EXERCISE GOAL.
Can you copy out the data exactly? Leave the images out.

##### DATA ROWS #####

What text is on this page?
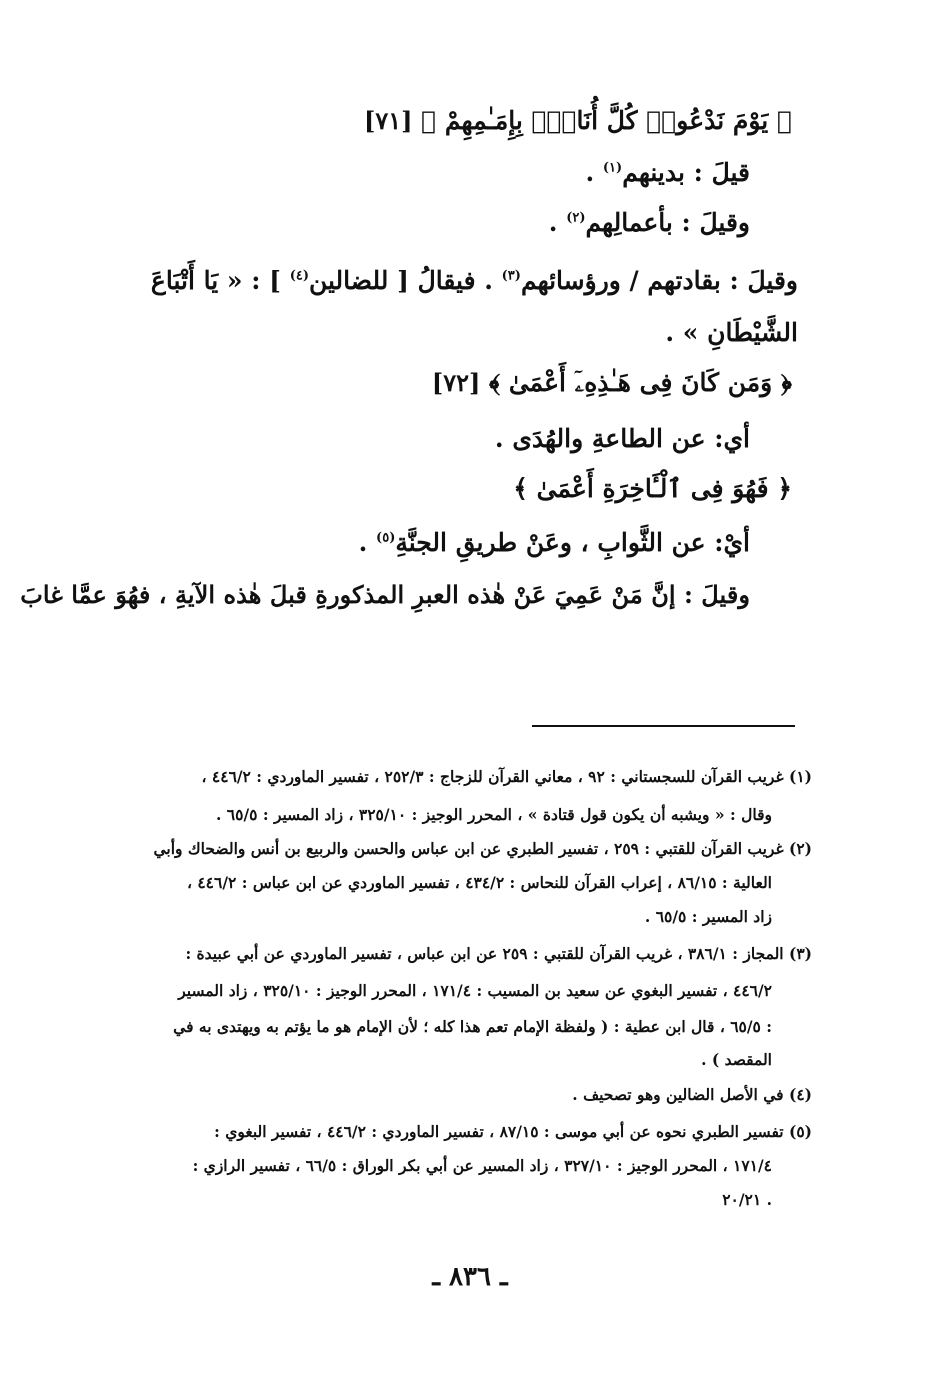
﴿ يَوْمَ نَدْعُوا۟ كُلَّ أُنَاسٍۭ بِإِمَـٰمِهِمْ ﴾ [٧١]
قيلَ : بدينهم$^{(١)}$ .
وقيلَ : بأعمالِهم$^{(٢)}$ .
وقيلَ : بقادتهم / ورؤسائهم$^{(٣)}$ . فيقالُ [ للضالين$^{(٤)}$ ] : « يَا أَتْبَاعَ
الشَّيْطَانِ » .
﴿ وَمَن كَانَ فِى هَـٰذِهِۦٓ أَعْمَىٰ ﴾ [٧٢]
أي: عن الطاعةِ والهُدَى .
﴿ فَهُوَ فِى ٱلْـَٔاخِرَةِ أَعْمَىٰ ﴾
أيْ: عن الثَّوابِ ، وعَنْ طريقِ الجنَّةِ$^{(٥)}$ .
وقيلَ : إنَّ مَنْ عَمِيَ عَنْ هٰذه العبرِ المذكورةِ قبلَ هٰذه الآيةِ ، فهُوَ عمَّا غابَ
(١) غريب القرآن للسجستاني : ٩٢ ، معاني القرآن للزجاج : ٢٥٢/٣ ، تفسير الماوردي : ٤٤٦/٢ ،
وقال : « ويشبه أن يكون قول قتادة » ، المحرر الوجيز : ٣٢٥/١٠ ، زاد المسير : ٦٥/٥ .
(٢) غريب القرآن للقتبي : ٢٥٩ ، تفسير الطبري عن ابن عباس والحسن والربيع بن أنس والضحاك وأبي
العالية : ٨٦/١٥ ، إعراب القرآن للنحاس : ٤٣٤/٢ ، تفسير الماوردي عن ابن عباس : ٤٤٦/٢ ،
زاد المسير : ٦٥/٥ .
(٣) المجاز : ٣٨٦/١ ، غريب القرآن للقتبي : ٢٥٩ عن ابن عباس ، تفسير الماوردي عن أبي عبيدة :
٤٤٦/٢ ، تفسير البغوي عن سعيد بن المسيب : ١٧١/٤ ، المحرر الوجيز : ٣٢٥/١٠ ، زاد المسير
: ٦٥/٥ ، قال ابن عطية : ( ولفظة الإمام تعم هذا كله ؛ لأن الإمام هو ما يؤتم به ويهتدى به في
المقصد ) .
(٤) في الأصل الضالين وهو تصحيف .
(٥) تفسير الطبري نحوه عن أبي موسى : ٨٧/١٥ ، تفسير الماوردي : ٤٤٦/٢ ، تفسير البغوي :
١٧١/٤ ، المحرر الوجيز : ٣٢٧/١٠ ، زاد المسير عن أبي بكر الوراق : ٦٦/٥ ، تفسير الرازي :
٢٠/٢١ .
ـ ٨٣٦ ـ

#####

EXPECTED OUTPUT.
What text is on this page?
﴿ يَوْمَ نَدْعُوا۟ كُلَّ أُنَاسٍۭ بِإِمَـٰمِهِمْ ﴾ [٧١]
قيلَ : بدينهم$^{(١)}$ .
وقيلَ : بأعمالِهم$^{(٢)}$ .
وقيلَ : بقادتهم / ورؤسائهم$^{(٣)}$ . فيقالُ [ للضالين$^{(٤)}$ ] : « يَا أَتْبَاعَ
الشَّيْطَانِ » .
﴿ وَمَن كَانَ فِى هَـٰذِهِۦٓ أَعْمَىٰ ﴾ [٧٢]
أي: عن الطاعةِ والهُدَى .
﴿ فَهُوَ فِى ٱلْـَٔاخِرَةِ أَعْمَىٰ ﴾
أيْ: عن الثَّوابِ ، وعَنْ طريقِ الجنَّةِ$^{(٥)}$ .
وقيلَ : إنَّ مَنْ عَمِيَ عَنْ هٰذه العبرِ المذكورةِ قبلَ هٰذه الآيةِ ، فهُوَ عمَّا غابَ
(١) غريب القرآن للسجستاني : ٩٢ ، معاني القرآن للزجاج : ٢٥٢/٣ ، تفسير الماوردي : ٤٤٦/٢ ،
وقال : « ويشبه أن يكون قول قتادة » ، المحرر الوجيز : ٣٢٥/١٠ ، زاد المسير : ٦٥/٥ .
(٢) غريب القرآن للقتبي : ٢٥٩ ، تفسير الطبري عن ابن عباس والحسن والربيع بن أنس والضحاك وأبي
العالية : ٨٦/١٥ ، إعراب القرآن للنحاس : ٤٣٤/٢ ، تفسير الماوردي عن ابن عباس : ٤٤٦/٢ ،
زاد المسير : ٦٥/٥ .
(٣) المجاز : ٣٨٦/١ ، غريب القرآن للقتبي : ٢٥٩ عن ابن عباس ، تفسير الماوردي عن أبي عبيدة :
٤٤٦/٢ ، تفسير البغوي عن سعيد بن المسيب : ١٧١/٤ ، المحرر الوجيز : ٣٢٥/١٠ ، زاد المسير
: ٦٥/٥ ، قال ابن عطية : ( ولفظة الإمام تعم هذا كله ؛ لأن الإمام هو ما يؤتم به ويهتدى به في
المقصد ) .
(٤) في الأصل الضالين وهو تصحيف .
(٥) تفسير الطبري نحوه عن أبي موسى : ٨٧/١٥ ، تفسير الماوردي : ٤٤٦/٢ ، تفسير البغوي :
١٧١/٤ ، المحرر الوجيز : ٣٢٧/١٠ ، زاد المسير عن أبي بكر الوراق : ٦٦/٥ ، تفسير الرازي :
٢٠/٢١ .
ـ ٨٣٦ ـ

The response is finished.